◆ **SHORT PROBLEM**
Each entry below is to be transcribed exactly.

◆ **RECORDS SUPPLIED**
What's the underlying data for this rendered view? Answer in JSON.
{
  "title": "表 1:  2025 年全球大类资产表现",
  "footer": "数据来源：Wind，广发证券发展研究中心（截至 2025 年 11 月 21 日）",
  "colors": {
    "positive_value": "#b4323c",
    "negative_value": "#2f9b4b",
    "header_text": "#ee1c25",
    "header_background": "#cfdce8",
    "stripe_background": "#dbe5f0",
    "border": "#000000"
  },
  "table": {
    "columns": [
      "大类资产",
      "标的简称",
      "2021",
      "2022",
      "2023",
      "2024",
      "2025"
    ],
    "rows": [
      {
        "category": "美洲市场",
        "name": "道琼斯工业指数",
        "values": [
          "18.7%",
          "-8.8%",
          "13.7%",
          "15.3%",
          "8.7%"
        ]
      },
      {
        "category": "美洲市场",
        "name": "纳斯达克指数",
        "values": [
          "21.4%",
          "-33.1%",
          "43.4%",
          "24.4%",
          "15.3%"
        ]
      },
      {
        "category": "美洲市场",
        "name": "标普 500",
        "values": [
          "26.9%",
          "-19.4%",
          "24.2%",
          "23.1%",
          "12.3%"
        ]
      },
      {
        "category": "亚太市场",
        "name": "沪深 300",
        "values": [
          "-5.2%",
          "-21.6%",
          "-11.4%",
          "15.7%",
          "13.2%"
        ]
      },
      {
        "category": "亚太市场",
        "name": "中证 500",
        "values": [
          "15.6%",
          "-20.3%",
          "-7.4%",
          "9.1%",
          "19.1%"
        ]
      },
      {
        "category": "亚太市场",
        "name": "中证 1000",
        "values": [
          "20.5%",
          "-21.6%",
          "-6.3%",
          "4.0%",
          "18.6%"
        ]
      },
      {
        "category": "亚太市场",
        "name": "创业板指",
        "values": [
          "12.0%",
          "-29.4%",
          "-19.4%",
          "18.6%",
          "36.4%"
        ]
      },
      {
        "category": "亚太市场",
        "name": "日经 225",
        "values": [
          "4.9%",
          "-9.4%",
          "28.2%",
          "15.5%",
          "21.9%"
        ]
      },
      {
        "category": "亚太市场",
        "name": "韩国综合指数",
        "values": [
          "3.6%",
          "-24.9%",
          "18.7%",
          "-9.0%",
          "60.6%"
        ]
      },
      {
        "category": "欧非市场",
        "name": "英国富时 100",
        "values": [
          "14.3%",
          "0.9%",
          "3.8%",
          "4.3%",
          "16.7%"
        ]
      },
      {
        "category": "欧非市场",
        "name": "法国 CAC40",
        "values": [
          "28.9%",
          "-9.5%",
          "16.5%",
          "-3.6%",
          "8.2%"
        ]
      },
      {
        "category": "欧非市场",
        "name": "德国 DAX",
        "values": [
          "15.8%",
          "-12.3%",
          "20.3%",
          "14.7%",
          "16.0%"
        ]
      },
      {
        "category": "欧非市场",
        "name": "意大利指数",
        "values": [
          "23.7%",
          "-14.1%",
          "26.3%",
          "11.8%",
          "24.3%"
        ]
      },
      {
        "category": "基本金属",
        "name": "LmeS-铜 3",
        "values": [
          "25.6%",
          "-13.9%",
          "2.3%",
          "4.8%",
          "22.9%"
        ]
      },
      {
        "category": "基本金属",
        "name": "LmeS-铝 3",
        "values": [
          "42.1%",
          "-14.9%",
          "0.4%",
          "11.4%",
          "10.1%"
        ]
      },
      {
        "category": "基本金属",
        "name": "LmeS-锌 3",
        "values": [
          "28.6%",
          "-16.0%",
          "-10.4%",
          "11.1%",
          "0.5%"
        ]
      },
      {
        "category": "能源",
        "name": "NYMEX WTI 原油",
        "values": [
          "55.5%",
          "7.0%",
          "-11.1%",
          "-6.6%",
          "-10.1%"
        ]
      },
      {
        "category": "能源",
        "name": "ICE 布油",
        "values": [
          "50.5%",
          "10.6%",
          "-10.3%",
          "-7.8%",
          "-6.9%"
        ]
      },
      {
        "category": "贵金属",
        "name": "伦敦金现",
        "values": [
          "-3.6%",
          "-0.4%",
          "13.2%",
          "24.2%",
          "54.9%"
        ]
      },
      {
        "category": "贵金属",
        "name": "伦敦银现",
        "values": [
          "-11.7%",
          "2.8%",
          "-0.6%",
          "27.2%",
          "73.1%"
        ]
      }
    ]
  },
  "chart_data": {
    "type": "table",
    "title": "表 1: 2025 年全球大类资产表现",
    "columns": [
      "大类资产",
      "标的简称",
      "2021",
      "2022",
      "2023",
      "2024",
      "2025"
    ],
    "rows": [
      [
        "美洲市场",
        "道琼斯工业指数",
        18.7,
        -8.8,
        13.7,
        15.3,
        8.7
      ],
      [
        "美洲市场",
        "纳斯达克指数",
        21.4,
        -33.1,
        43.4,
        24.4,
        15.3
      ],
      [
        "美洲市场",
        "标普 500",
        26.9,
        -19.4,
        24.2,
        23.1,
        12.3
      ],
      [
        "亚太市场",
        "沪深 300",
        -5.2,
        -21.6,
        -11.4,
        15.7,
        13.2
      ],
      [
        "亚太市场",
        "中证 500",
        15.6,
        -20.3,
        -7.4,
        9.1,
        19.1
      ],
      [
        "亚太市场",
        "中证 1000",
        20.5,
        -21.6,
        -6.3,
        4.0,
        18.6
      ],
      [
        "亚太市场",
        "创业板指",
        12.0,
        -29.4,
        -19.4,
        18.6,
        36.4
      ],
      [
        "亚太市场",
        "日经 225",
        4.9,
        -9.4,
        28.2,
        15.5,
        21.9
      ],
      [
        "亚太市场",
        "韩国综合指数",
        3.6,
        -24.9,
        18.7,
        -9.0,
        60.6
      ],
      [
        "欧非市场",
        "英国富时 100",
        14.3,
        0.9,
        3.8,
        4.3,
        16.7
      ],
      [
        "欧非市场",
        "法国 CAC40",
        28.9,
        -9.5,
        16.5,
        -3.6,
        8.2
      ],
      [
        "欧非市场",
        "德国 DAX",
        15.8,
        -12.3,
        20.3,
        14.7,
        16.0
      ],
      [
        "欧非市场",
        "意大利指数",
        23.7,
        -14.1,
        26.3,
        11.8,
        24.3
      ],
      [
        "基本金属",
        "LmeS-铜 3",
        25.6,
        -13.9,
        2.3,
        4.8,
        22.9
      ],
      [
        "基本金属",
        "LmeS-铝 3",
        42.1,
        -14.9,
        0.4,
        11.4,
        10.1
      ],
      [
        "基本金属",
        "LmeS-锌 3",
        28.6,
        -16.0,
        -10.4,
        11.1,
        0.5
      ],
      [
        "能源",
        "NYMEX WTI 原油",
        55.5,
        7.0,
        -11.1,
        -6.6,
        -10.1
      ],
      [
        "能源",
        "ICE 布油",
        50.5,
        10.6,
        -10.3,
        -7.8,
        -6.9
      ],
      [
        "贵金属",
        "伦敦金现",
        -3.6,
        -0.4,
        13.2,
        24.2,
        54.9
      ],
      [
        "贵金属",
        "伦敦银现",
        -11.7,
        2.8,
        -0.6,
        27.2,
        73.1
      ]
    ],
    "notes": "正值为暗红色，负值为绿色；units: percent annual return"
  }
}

◆ **FINAL ANSWER**
What's the underlying data for this rendered view? Answer in JSON.
{
  "title": "表 1:  2025 年全球大类资产表现",
  "footer": "数据来源：Wind，广发证券发展研究中心（截至 2025 年 11 月 21 日）",
  "colors": {
    "positive_value": "#b4323c",
    "negative_value": "#2f9b4b",
    "header_text": "#ee1c25",
    "header_background": "#cfdce8",
    "stripe_background": "#dbe5f0",
    "border": "#000000"
  },
  "table": {
    "columns": [
      "大类资产",
      "标的简称",
      "2021",
      "2022",
      "2023",
      "2024",
      "2025"
    ],
    "rows": [
      {
        "category": "美洲市场",
        "name": "道琼斯工业指数",
        "values": [
          "18.7%",
          "-8.8%",
          "13.7%",
          "15.3%",
          "8.7%"
        ]
      },
      {
        "category": "美洲市场",
        "name": "纳斯达克指数",
        "values": [
          "21.4%",
          "-33.1%",
          "43.4%",
          "24.4%",
          "15.3%"
        ]
      },
      {
        "category": "美洲市场",
        "name": "标普 500",
        "values": [
          "26.9%",
          "-19.4%",
          "24.2%",
          "23.1%",
          "12.3%"
        ]
      },
      {
        "category": "亚太市场",
        "name": "沪深 300",
        "values": [
          "-5.2%",
          "-21.6%",
          "-11.4%",
          "15.7%",
          "13.2%"
        ]
      },
      {
        "category": "亚太市场",
        "name": "中证 500",
        "values": [
          "15.6%",
          "-20.3%",
          "-7.4%",
          "9.1%",
          "19.1%"
        ]
      },
      {
        "category": "亚太市场",
        "name": "中证 1000",
        "values": [
          "20.5%",
          "-21.6%",
          "-6.3%",
          "4.0%",
          "18.6%"
        ]
      },
      {
        "category": "亚太市场",
        "name": "创业板指",
        "values": [
          "12.0%",
          "-29.4%",
          "-19.4%",
          "18.6%",
          "36.4%"
        ]
      },
      {
        "category": "亚太市场",
        "name": "日经 225",
        "values": [
          "4.9%",
          "-9.4%",
          "28.2%",
          "15.5%",
          "21.9%"
        ]
      },
      {
        "category": "亚太市场",
        "name": "韩国综合指数",
        "values": [
          "3.6%",
          "-24.9%",
          "18.7%",
          "-9.0%",
          "60.6%"
        ]
      },
      {
        "category": "欧非市场",
        "name": "英国富时 100",
        "values": [
          "14.3%",
          "0.9%",
          "3.8%",
          "4.3%",
          "16.7%"
        ]
      },
      {
        "category": "欧非市场",
        "name": "法国 CAC40",
        "values": [
          "28.9%",
          "-9.5%",
          "16.5%",
          "-3.6%",
          "8.2%"
        ]
      },
      {
        "category": "欧非市场",
        "name": "德国 DAX",
        "values": [
          "15.8%",
          "-12.3%",
          "20.3%",
          "14.7%",
          "16.0%"
        ]
      },
      {
        "category": "欧非市场",
        "name": "意大利指数",
        "values": [
          "23.7%",
          "-14.1%",
          "26.3%",
          "11.8%",
          "24.3%"
        ]
      },
      {
        "category": "基本金属",
        "name": "LmeS-铜 3",
        "values": [
          "25.6%",
          "-13.9%",
          "2.3%",
          "4.8%",
          "22.9%"
        ]
      },
      {
        "category": "基本金属",
        "name": "LmeS-铝 3",
        "values": [
          "42.1%",
          "-14.9%",
          "0.4%",
          "11.4%",
          "10.1%"
        ]
      },
      {
        "category": "基本金属",
        "name": "LmeS-锌 3",
        "values": [
          "28.6%",
          "-16.0%",
          "-10.4%",
          "11.1%",
          "0.5%"
        ]
      },
      {
        "category": "能源",
        "name": "NYMEX WTI 原油",
        "values": [
          "55.5%",
          "7.0%",
          "-11.1%",
          "-6.6%",
          "-10.1%"
        ]
      },
      {
        "category": "能源",
        "name": "ICE 布油",
        "values": [
          "50.5%",
          "10.6%",
          "-10.3%",
          "-7.8%",
          "-6.9%"
        ]
      },
      {
        "category": "贵金属",
        "name": "伦敦金现",
        "values": [
          "-3.6%",
          "-0.4%",
          "13.2%",
          "24.2%",
          "54.9%"
        ]
      },
      {
        "category": "贵金属",
        "name": "伦敦银现",
        "values": [
          "-11.7%",
          "2.8%",
          "-0.6%",
          "27.2%",
          "73.1%"
        ]
      }
    ]
  },
  "chart_data": {
    "type": "table",
    "title": "表 1: 2025 年全球大类资产表现",
    "columns": [
      "大类资产",
      "标的简称",
      "2021",
      "2022",
      "2023",
      "2024",
      "2025"
    ],
    "rows": [
      [
        "美洲市场",
        "道琼斯工业指数",
        18.7,
        -8.8,
        13.7,
        15.3,
        8.7
      ],
      [
        "美洲市场",
        "纳斯达克指数",
        21.4,
        -33.1,
        43.4,
        24.4,
        15.3
      ],
      [
        "美洲市场",
        "标普 500",
        26.9,
        -19.4,
        24.2,
        23.1,
        12.3
      ],
      [
        "亚太市场",
        "沪深 300",
        -5.2,
        -21.6,
        -11.4,
        15.7,
        13.2
      ],
      [
        "亚太市场",
        "中证 500",
        15.6,
        -20.3,
        -7.4,
        9.1,
        19.1
      ],
      [
        "亚太市场",
        "中证 1000",
        20.5,
        -21.6,
        -6.3,
        4.0,
        18.6
      ],
      [
        "亚太市场",
        "创业板指",
        12.0,
        -29.4,
        -19.4,
        18.6,
        36.4
      ],
      [
        "亚太市场",
        "日经 225",
        4.9,
        -9.4,
        28.2,
        15.5,
        21.9
      ],
      [
        "亚太市场",
        "韩国综合指数",
        3.6,
        -24.9,
        18.7,
        -9.0,
        60.6
      ],
      [
        "欧非市场",
        "英国富时 100",
        14.3,
        0.9,
        3.8,
        4.3,
        16.7
      ],
      [
        "欧非市场",
        "法国 CAC40",
        28.9,
        -9.5,
        16.5,
        -3.6,
        8.2
      ],
      [
        "欧非市场",
        "德国 DAX",
        15.8,
        -12.3,
        20.3,
        14.7,
        16.0
      ],
      [
        "欧非市场",
        "意大利指数",
        23.7,
        -14.1,
        26.3,
        11.8,
        24.3
      ],
      [
        "基本金属",
        "LmeS-铜 3",
        25.6,
        -13.9,
        2.3,
        4.8,
        22.9
      ],
      [
        "基本金属",
        "LmeS-铝 3",
        42.1,
        -14.9,
        0.4,
        11.4,
        10.1
      ],
      [
        "基本金属",
        "LmeS-锌 3",
        28.6,
        -16.0,
        -10.4,
        11.1,
        0.5
      ],
      [
        "能源",
        "NYMEX WTI 原油",
        55.5,
        7.0,
        -11.1,
        -6.6,
        -10.1
      ],
      [
        "能源",
        "ICE 布油",
        50.5,
        10.6,
        -10.3,
        -7.8,
        -6.9
      ],
      [
        "贵金属",
        "伦敦金现",
        -3.6,
        -0.4,
        13.2,
        24.2,
        54.9
      ],
      [
        "贵金属",
        "伦敦银现",
        -11.7,
        2.8,
        -0.6,
        27.2,
        73.1
      ]
    ],
    "notes": "正值为暗红色，负值为绿色；units: percent annual return"
  }
}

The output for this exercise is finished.